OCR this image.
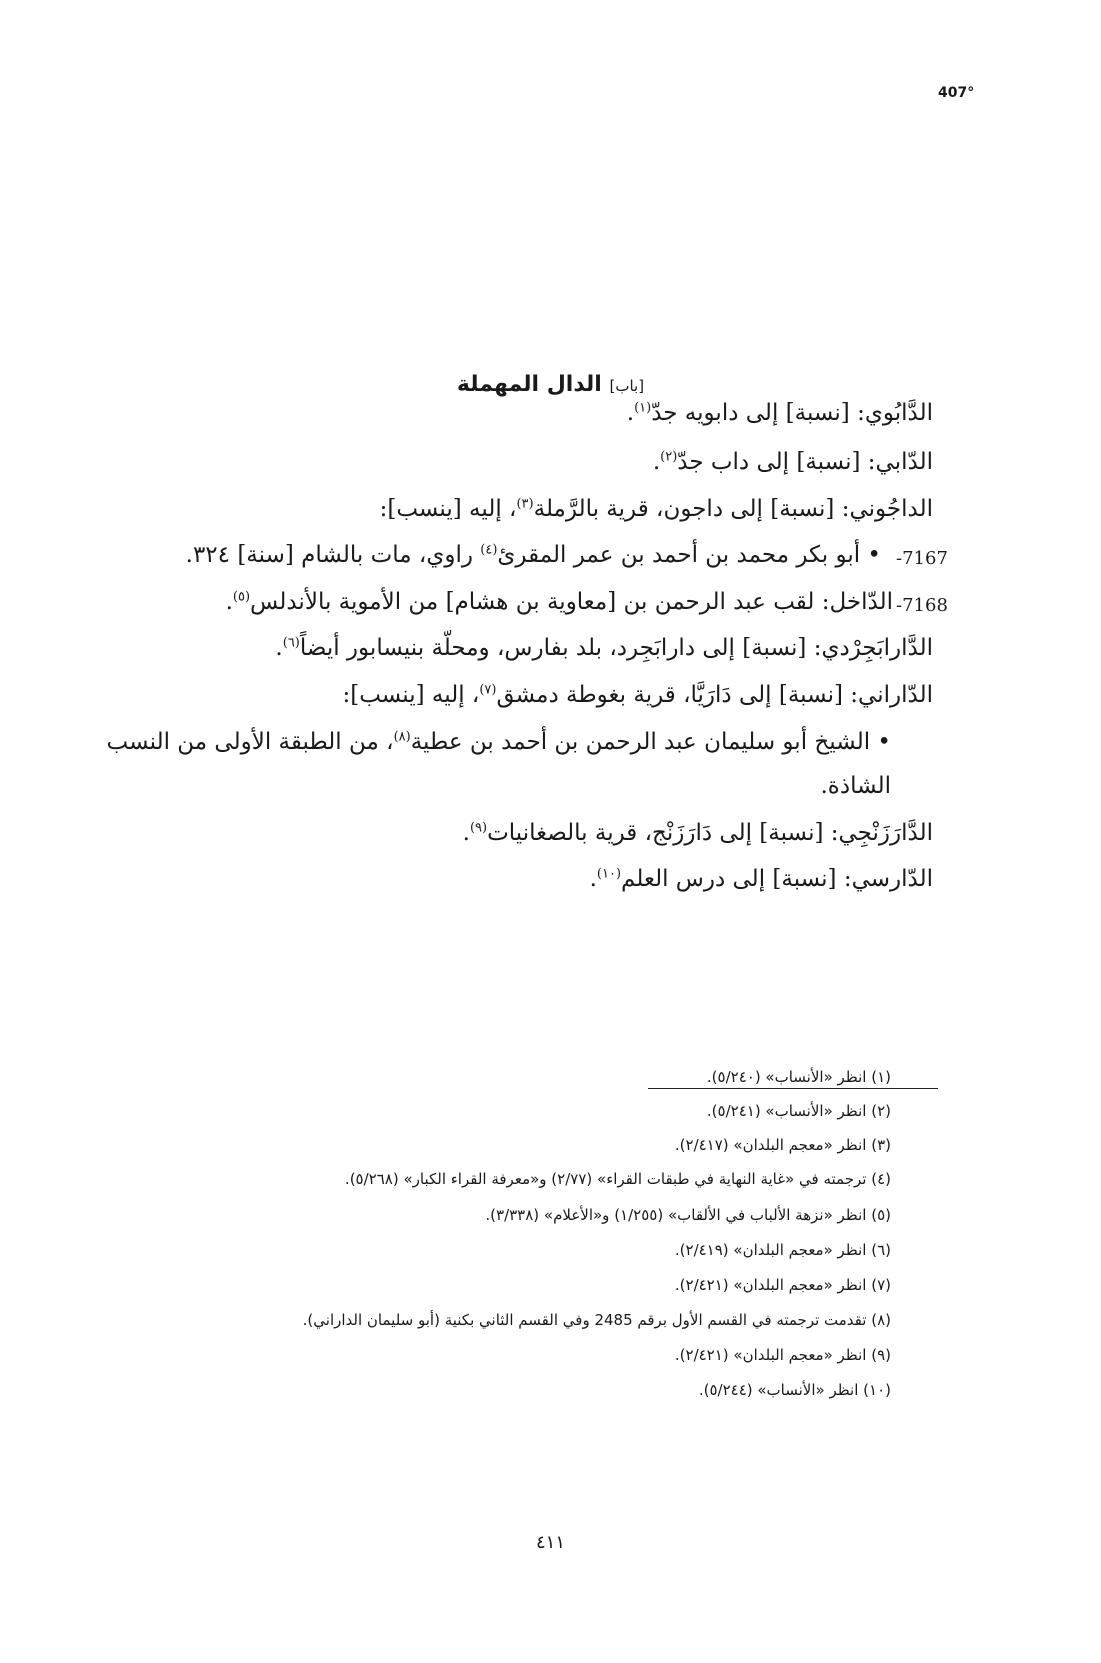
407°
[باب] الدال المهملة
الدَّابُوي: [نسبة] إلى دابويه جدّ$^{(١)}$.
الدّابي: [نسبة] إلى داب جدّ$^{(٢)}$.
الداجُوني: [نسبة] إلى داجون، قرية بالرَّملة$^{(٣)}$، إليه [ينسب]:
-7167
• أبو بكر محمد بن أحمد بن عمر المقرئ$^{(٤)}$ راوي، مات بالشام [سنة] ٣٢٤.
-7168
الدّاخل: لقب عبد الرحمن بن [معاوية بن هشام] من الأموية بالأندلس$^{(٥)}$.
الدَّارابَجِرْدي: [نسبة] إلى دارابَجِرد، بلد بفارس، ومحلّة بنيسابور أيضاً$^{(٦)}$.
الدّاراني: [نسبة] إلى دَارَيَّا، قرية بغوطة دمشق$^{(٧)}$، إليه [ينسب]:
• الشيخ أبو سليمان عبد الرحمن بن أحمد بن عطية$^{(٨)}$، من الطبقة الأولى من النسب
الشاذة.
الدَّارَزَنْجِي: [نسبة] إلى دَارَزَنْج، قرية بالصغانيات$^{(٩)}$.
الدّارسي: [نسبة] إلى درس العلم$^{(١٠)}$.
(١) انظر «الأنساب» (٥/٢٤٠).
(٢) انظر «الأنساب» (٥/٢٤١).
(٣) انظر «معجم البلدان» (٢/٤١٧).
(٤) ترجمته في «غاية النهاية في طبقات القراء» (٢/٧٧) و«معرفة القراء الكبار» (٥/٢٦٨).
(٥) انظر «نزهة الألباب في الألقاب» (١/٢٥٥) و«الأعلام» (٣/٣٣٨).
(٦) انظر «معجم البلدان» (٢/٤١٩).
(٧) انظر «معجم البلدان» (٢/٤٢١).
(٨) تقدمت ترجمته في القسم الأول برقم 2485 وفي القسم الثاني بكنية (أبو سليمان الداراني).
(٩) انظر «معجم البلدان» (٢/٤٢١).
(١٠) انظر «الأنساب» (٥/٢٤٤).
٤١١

_ _ _ _ _

— What is needed —
Copy every entry word for word, but omit the pictures.

— Task response —
OCR this image.
407°
[باب] الدال المهملة
الدَّابُوي: [نسبة] إلى دابويه جدّ$^{(١)}$.
الدّابي: [نسبة] إلى داب جدّ$^{(٢)}$.
الداجُوني: [نسبة] إلى داجون، قرية بالرَّملة$^{(٣)}$، إليه [ينسب]:
-7167
• أبو بكر محمد بن أحمد بن عمر المقرئ$^{(٤)}$ راوي، مات بالشام [سنة] ٣٢٤.
-7168
الدّاخل: لقب عبد الرحمن بن [معاوية بن هشام] من الأموية بالأندلس$^{(٥)}$.
الدَّارابَجِرْدي: [نسبة] إلى دارابَجِرد، بلد بفارس، ومحلّة بنيسابور أيضاً$^{(٦)}$.
الدّاراني: [نسبة] إلى دَارَيَّا، قرية بغوطة دمشق$^{(٧)}$، إليه [ينسب]:
• الشيخ أبو سليمان عبد الرحمن بن أحمد بن عطية$^{(٨)}$، من الطبقة الأولى من النسب
الشاذة.
الدَّارَزَنْجِي: [نسبة] إلى دَارَزَنْج، قرية بالصغانيات$^{(٩)}$.
الدّارسي: [نسبة] إلى درس العلم$^{(١٠)}$.
(١) انظر «الأنساب» (٥/٢٤٠).
(٢) انظر «الأنساب» (٥/٢٤١).
(٣) انظر «معجم البلدان» (٢/٤١٧).
(٤) ترجمته في «غاية النهاية في طبقات القراء» (٢/٧٧) و«معرفة القراء الكبار» (٥/٢٦٨).
(٥) انظر «نزهة الألباب في الألقاب» (١/٢٥٥) و«الأعلام» (٣/٣٣٨).
(٦) انظر «معجم البلدان» (٢/٤١٩).
(٧) انظر «معجم البلدان» (٢/٤٢١).
(٨) تقدمت ترجمته في القسم الأول برقم 2485 وفي القسم الثاني بكنية (أبو سليمان الداراني).
(٩) انظر «معجم البلدان» (٢/٤٢١).
(١٠) انظر «الأنساب» (٥/٢٤٤).
٤١١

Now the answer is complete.